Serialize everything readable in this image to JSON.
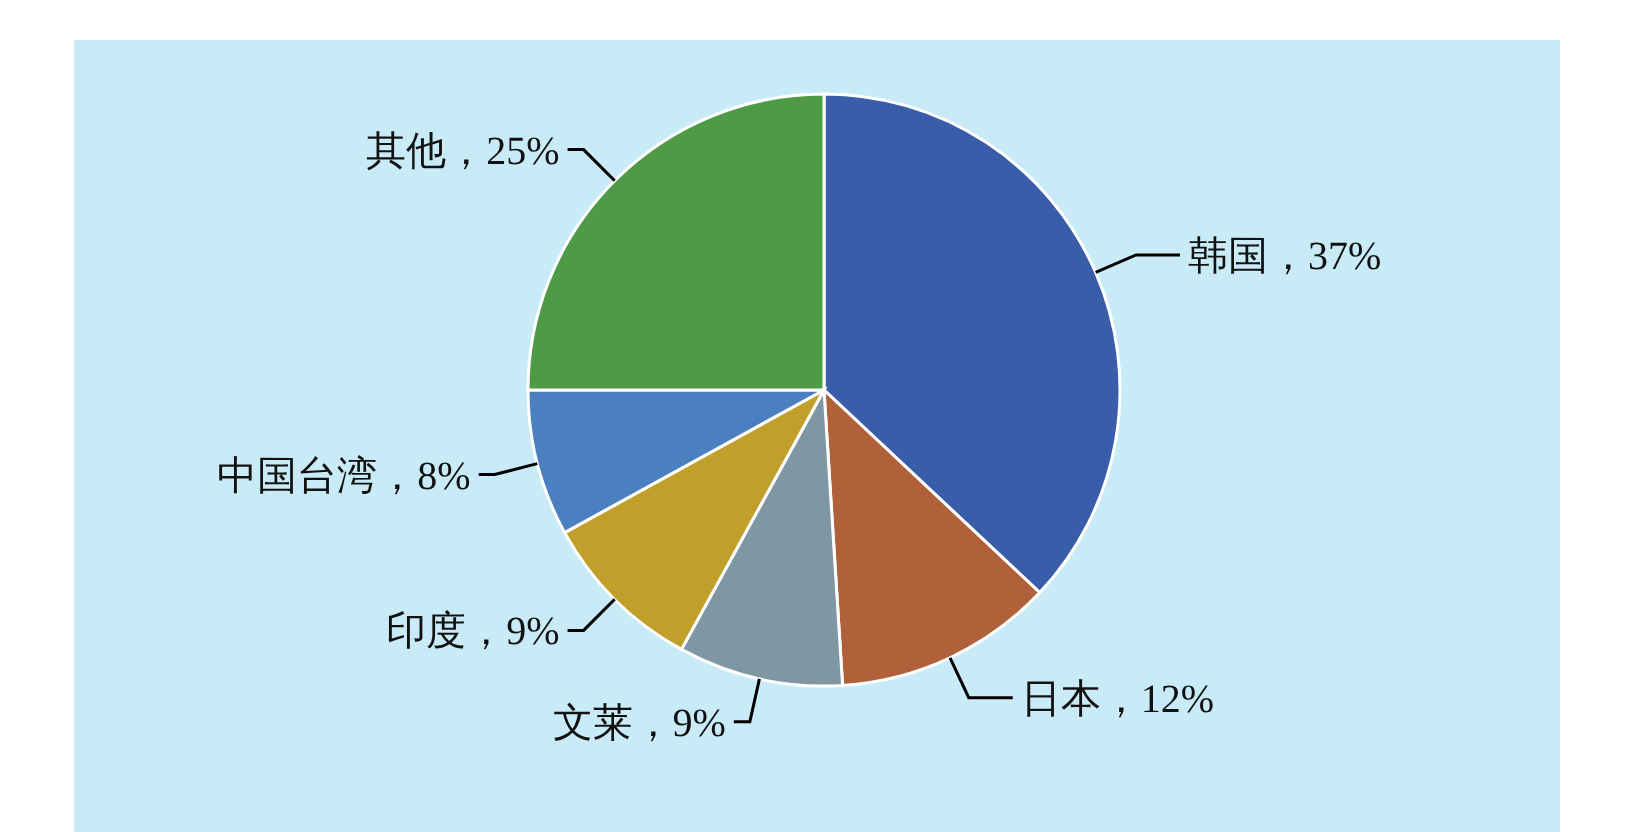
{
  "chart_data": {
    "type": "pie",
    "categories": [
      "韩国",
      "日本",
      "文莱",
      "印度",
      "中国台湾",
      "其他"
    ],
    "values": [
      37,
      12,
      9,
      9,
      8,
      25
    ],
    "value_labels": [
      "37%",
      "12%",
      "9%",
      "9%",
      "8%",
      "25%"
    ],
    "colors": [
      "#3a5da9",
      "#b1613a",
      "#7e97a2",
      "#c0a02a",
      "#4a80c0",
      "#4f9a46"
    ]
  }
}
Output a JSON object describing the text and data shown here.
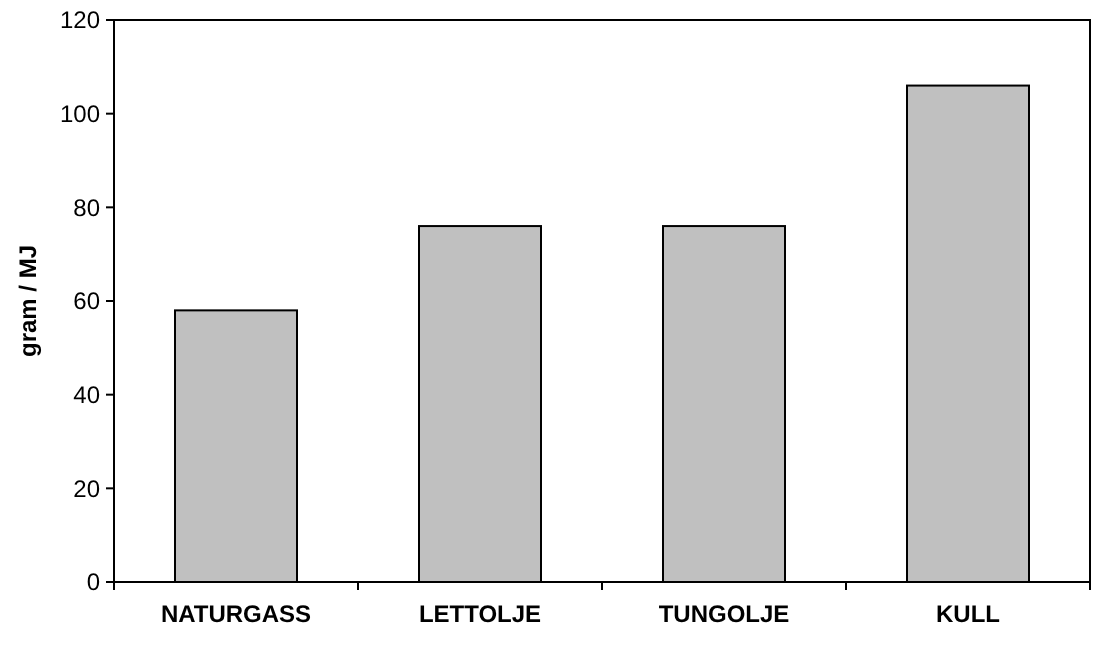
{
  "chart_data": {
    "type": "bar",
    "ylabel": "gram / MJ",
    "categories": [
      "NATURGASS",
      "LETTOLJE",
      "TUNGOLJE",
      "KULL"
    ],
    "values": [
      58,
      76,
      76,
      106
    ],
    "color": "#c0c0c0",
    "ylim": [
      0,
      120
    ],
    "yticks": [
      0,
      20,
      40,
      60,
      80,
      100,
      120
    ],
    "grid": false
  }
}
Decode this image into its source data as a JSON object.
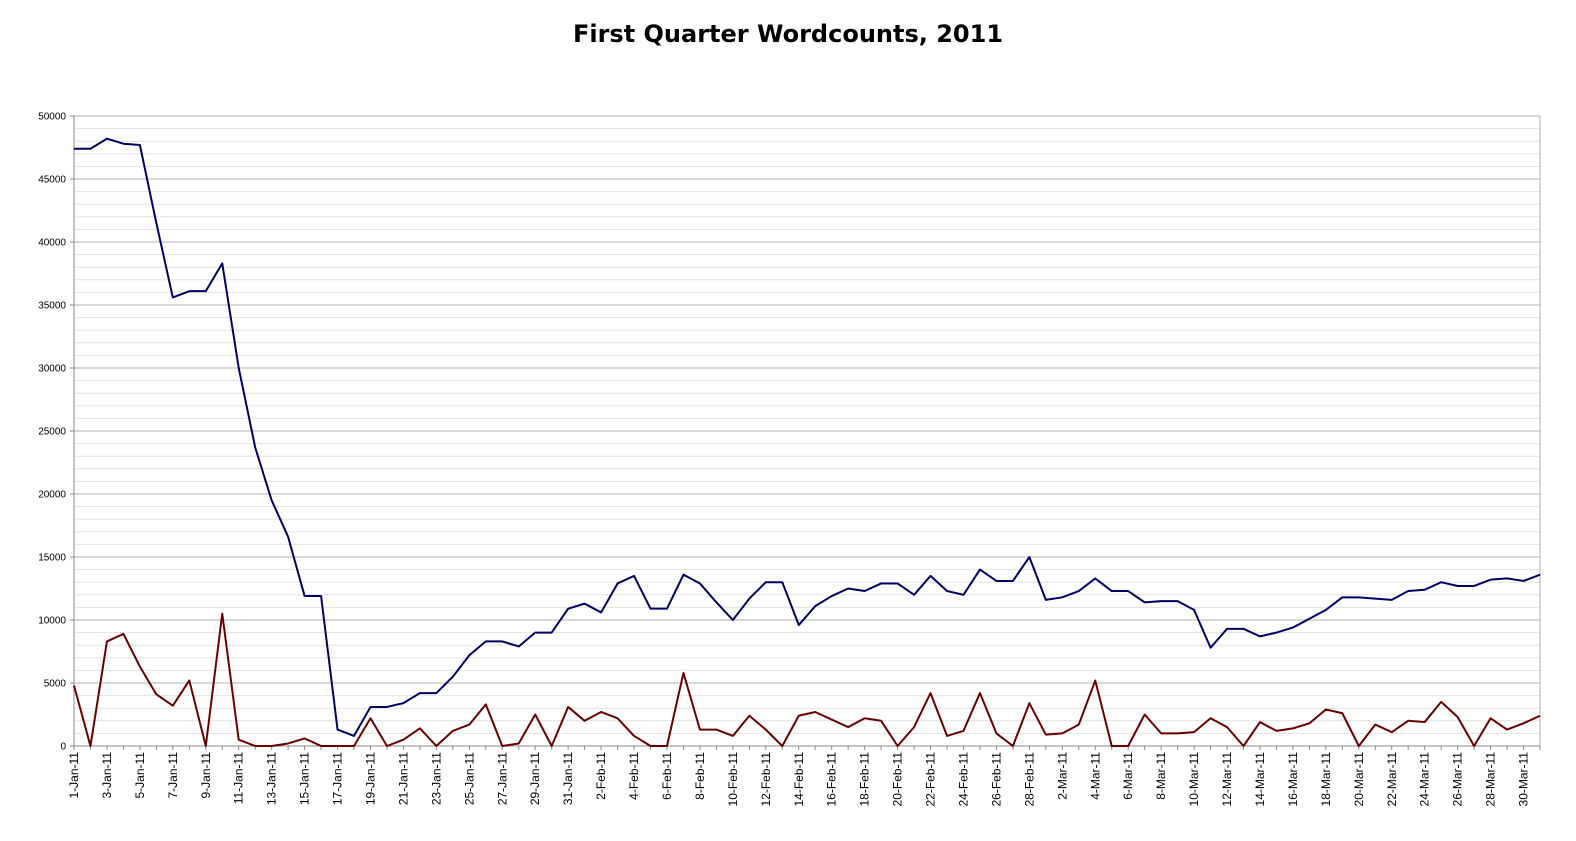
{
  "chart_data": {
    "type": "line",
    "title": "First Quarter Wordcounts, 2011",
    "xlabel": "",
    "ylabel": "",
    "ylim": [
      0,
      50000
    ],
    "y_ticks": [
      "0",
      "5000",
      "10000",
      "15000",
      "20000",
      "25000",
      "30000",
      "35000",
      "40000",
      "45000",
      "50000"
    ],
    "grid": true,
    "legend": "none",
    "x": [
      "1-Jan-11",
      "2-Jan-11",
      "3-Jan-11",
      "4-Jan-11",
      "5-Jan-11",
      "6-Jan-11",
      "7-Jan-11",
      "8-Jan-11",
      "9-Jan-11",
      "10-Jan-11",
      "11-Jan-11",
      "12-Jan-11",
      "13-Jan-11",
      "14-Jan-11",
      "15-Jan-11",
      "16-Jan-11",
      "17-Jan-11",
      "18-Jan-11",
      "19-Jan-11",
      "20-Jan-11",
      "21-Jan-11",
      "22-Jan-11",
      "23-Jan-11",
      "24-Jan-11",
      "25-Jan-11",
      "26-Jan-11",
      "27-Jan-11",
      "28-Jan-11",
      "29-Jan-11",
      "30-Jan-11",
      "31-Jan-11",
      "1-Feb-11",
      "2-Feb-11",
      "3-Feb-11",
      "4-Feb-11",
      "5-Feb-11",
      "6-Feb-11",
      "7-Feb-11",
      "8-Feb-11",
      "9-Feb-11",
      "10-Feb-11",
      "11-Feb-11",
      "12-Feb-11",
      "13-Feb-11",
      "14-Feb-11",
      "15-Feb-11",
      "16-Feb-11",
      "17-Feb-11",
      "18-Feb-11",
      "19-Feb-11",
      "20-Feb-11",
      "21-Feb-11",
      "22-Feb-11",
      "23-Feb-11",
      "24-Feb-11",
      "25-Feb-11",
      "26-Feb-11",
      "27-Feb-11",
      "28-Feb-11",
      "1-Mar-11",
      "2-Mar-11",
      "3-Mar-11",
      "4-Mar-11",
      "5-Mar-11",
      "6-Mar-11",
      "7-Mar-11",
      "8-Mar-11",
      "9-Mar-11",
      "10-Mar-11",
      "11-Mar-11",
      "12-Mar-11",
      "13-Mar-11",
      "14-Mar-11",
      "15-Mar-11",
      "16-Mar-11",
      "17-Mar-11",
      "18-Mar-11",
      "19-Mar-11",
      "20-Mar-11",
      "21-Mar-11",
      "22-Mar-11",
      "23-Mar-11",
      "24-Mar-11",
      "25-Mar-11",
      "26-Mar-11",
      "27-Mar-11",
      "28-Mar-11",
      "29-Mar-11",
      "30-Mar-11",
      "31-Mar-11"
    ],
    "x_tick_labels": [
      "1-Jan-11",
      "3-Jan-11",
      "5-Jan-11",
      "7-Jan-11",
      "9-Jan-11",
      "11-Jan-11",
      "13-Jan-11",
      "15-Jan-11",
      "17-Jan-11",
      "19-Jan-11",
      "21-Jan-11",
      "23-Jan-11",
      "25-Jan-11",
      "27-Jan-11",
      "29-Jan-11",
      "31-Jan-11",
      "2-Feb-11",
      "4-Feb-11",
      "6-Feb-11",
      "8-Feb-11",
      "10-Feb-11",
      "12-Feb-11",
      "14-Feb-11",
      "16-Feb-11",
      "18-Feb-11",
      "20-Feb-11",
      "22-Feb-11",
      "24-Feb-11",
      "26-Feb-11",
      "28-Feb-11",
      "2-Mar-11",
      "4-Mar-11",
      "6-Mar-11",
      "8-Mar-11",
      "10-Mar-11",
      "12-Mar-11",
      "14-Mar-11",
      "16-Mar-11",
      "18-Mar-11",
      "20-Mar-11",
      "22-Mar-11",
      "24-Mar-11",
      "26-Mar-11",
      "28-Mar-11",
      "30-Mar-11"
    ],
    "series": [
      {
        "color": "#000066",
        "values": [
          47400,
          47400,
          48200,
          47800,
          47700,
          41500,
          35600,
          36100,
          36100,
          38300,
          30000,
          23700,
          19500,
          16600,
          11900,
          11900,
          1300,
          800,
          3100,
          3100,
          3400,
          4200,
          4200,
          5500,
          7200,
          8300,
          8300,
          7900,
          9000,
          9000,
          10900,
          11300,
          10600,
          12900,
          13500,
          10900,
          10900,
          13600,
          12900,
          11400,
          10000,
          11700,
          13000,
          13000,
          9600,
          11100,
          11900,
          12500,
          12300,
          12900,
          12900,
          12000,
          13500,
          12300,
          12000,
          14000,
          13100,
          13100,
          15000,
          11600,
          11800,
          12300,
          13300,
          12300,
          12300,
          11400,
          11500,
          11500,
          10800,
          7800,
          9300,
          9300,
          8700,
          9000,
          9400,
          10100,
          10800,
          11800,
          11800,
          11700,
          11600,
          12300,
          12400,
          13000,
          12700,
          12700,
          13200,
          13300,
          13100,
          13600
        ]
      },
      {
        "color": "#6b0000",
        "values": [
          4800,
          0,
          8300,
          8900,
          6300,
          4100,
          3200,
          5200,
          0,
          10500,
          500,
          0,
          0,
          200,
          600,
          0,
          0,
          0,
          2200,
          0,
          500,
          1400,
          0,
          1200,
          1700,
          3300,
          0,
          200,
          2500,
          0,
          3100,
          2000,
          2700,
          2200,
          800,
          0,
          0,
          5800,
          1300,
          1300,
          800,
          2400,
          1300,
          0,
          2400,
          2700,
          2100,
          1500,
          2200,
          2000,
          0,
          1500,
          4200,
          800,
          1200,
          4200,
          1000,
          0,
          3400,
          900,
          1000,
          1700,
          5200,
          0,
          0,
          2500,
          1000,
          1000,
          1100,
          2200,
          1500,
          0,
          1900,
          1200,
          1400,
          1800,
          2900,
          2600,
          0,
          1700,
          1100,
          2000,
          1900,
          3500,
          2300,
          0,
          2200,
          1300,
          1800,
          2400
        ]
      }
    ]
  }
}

☆ ☆ ☆ ☆ ☆ ☆ ☆

Reproduce all of the data exactly; the pictures do not belong in the copy.

Serialize everything readable in this image to JSON.
{
  "chart_data": {
    "type": "pie",
    "categories": [
      "韩国",
      "日本",
      "文莱",
      "印度",
      "中国台湾",
      "其他"
    ],
    "values": [
      37,
      12,
      9,
      9,
      8,
      25
    ],
    "value_labels": [
      "37%",
      "12%",
      "9%",
      "9%",
      "8%",
      "25%"
    ],
    "colors": [
      "#3a5da9",
      "#b1613a",
      "#7e97a2",
      "#c0a02a",
      "#4a80c0",
      "#4f9a46"
    ]
  }
}
Output a JSON object describing the text and data shown here.
{
  "chart_data": {
    "type": "bar",
    "ylabel": "gram / MJ",
    "categories": [
      "NATURGASS",
      "LETTOLJE",
      "TUNGOLJE",
      "KULL"
    ],
    "values": [
      58,
      76,
      76,
      106
    ],
    "color": "#c0c0c0",
    "ylim": [
      0,
      120
    ],
    "yticks": [
      0,
      20,
      40,
      60,
      80,
      100,
      120
    ],
    "grid": false
  }
}
Decode this image into its source data as a JSON object.
{
  "chart_data": {
    "type": "line",
    "title": "First Quarter Wordcounts, 2011",
    "xlabel": "",
    "ylabel": "",
    "ylim": [
      0,
      50000
    ],
    "y_ticks": [
      "0",
      "5000",
      "10000",
      "15000",
      "20000",
      "25000",
      "30000",
      "35000",
      "40000",
      "45000",
      "50000"
    ],
    "grid": true,
    "legend": "none",
    "x": [
      "1-Jan-11",
      "2-Jan-11",
      "3-Jan-11",
      "4-Jan-11",
      "5-Jan-11",
      "6-Jan-11",
      "7-Jan-11",
      "8-Jan-11",
      "9-Jan-11",
      "10-Jan-11",
      "11-Jan-11",
      "12-Jan-11",
      "13-Jan-11",
      "14-Jan-11",
      "15-Jan-11",
      "16-Jan-11",
      "17-Jan-11",
      "18-Jan-11",
      "19-Jan-11",
      "20-Jan-11",
      "21-Jan-11",
      "22-Jan-11",
      "23-Jan-11",
      "24-Jan-11",
      "25-Jan-11",
      "26-Jan-11",
      "27-Jan-11",
      "28-Jan-11",
      "29-Jan-11",
      "30-Jan-11",
      "31-Jan-11",
      "1-Feb-11",
      "2-Feb-11",
      "3-Feb-11",
      "4-Feb-11",
      "5-Feb-11",
      "6-Feb-11",
      "7-Feb-11",
      "8-Feb-11",
      "9-Feb-11",
      "10-Feb-11",
      "11-Feb-11",
      "12-Feb-11",
      "13-Feb-11",
      "14-Feb-11",
      "15-Feb-11",
      "16-Feb-11",
      "17-Feb-11",
      "18-Feb-11",
      "19-Feb-11",
      "20-Feb-11",
      "21-Feb-11",
      "22-Feb-11",
      "23-Feb-11",
      "24-Feb-11",
      "25-Feb-11",
      "26-Feb-11",
      "27-Feb-11",
      "28-Feb-11",
      "1-Mar-11",
      "2-Mar-11",
      "3-Mar-11",
      "4-Mar-11",
      "5-Mar-11",
      "6-Mar-11",
      "7-Mar-11",
      "8-Mar-11",
      "9-Mar-11",
      "10-Mar-11",
      "11-Mar-11",
      "12-Mar-11",
      "13-Mar-11",
      "14-Mar-11",
      "15-Mar-11",
      "16-Mar-11",
      "17-Mar-11",
      "18-Mar-11",
      "19-Mar-11",
      "20-Mar-11",
      "21-Mar-11",
      "22-Mar-11",
      "23-Mar-11",
      "24-Mar-11",
      "25-Mar-11",
      "26-Mar-11",
      "27-Mar-11",
      "28-Mar-11",
      "29-Mar-11",
      "30-Mar-11",
      "31-Mar-11"
    ],
    "x_tick_labels": [
      "1-Jan-11",
      "3-Jan-11",
      "5-Jan-11",
      "7-Jan-11",
      "9-Jan-11",
      "11-Jan-11",
      "13-Jan-11",
      "15-Jan-11",
      "17-Jan-11",
      "19-Jan-11",
      "21-Jan-11",
      "23-Jan-11",
      "25-Jan-11",
      "27-Jan-11",
      "29-Jan-11",
      "31-Jan-11",
      "2-Feb-11",
      "4-Feb-11",
      "6-Feb-11",
      "8-Feb-11",
      "10-Feb-11",
      "12-Feb-11",
      "14-Feb-11",
      "16-Feb-11",
      "18-Feb-11",
      "20-Feb-11",
      "22-Feb-11",
      "24-Feb-11",
      "26-Feb-11",
      "28-Feb-11",
      "2-Mar-11",
      "4-Mar-11",
      "6-Mar-11",
      "8-Mar-11",
      "10-Mar-11",
      "12-Mar-11",
      "14-Mar-11",
      "16-Mar-11",
      "18-Mar-11",
      "20-Mar-11",
      "22-Mar-11",
      "24-Mar-11",
      "26-Mar-11",
      "28-Mar-11",
      "30-Mar-11"
    ],
    "series": [
      {
        "color": "#000066",
        "values": [
          47400,
          47400,
          48200,
          47800,
          47700,
          41500,
          35600,
          36100,
          36100,
          38300,
          30000,
          23700,
          19500,
          16600,
          11900,
          11900,
          1300,
          800,
          3100,
          3100,
          3400,
          4200,
          4200,
          5500,
          7200,
          8300,
          8300,
          7900,
          9000,
          9000,
          10900,
          11300,
          10600,
          12900,
          13500,
          10900,
          10900,
          13600,
          12900,
          11400,
          10000,
          11700,
          13000,
          13000,
          9600,
          11100,
          11900,
          12500,
          12300,
          12900,
          12900,
          12000,
          13500,
          12300,
          12000,
          14000,
          13100,
          13100,
          15000,
          11600,
          11800,
          12300,
          13300,
          12300,
          12300,
          11400,
          11500,
          11500,
          10800,
          7800,
          9300,
          9300,
          8700,
          9000,
          9400,
          10100,
          10800,
          11800,
          11800,
          11700,
          11600,
          12300,
          12400,
          13000,
          12700,
          12700,
          13200,
          13300,
          13100,
          13600
        ]
      },
      {
        "color": "#6b0000",
        "values": [
          4800,
          0,
          8300,
          8900,
          6300,
          4100,
          3200,
          5200,
          0,
          10500,
          500,
          0,
          0,
          200,
          600,
          0,
          0,
          0,
          2200,
          0,
          500,
          1400,
          0,
          1200,
          1700,
          3300,
          0,
          200,
          2500,
          0,
          3100,
          2000,
          2700,
          2200,
          800,
          0,
          0,
          5800,
          1300,
          1300,
          800,
          2400,
          1300,
          0,
          2400,
          2700,
          2100,
          1500,
          2200,
          2000,
          0,
          1500,
          4200,
          800,
          1200,
          4200,
          1000,
          0,
          3400,
          900,
          1000,
          1700,
          5200,
          0,
          0,
          2500,
          1000,
          1000,
          1100,
          2200,
          1500,
          0,
          1900,
          1200,
          1400,
          1800,
          2900,
          2600,
          0,
          1700,
          1100,
          2000,
          1900,
          3500,
          2300,
          0,
          2200,
          1300,
          1800,
          2400
        ]
      }
    ]
  }
}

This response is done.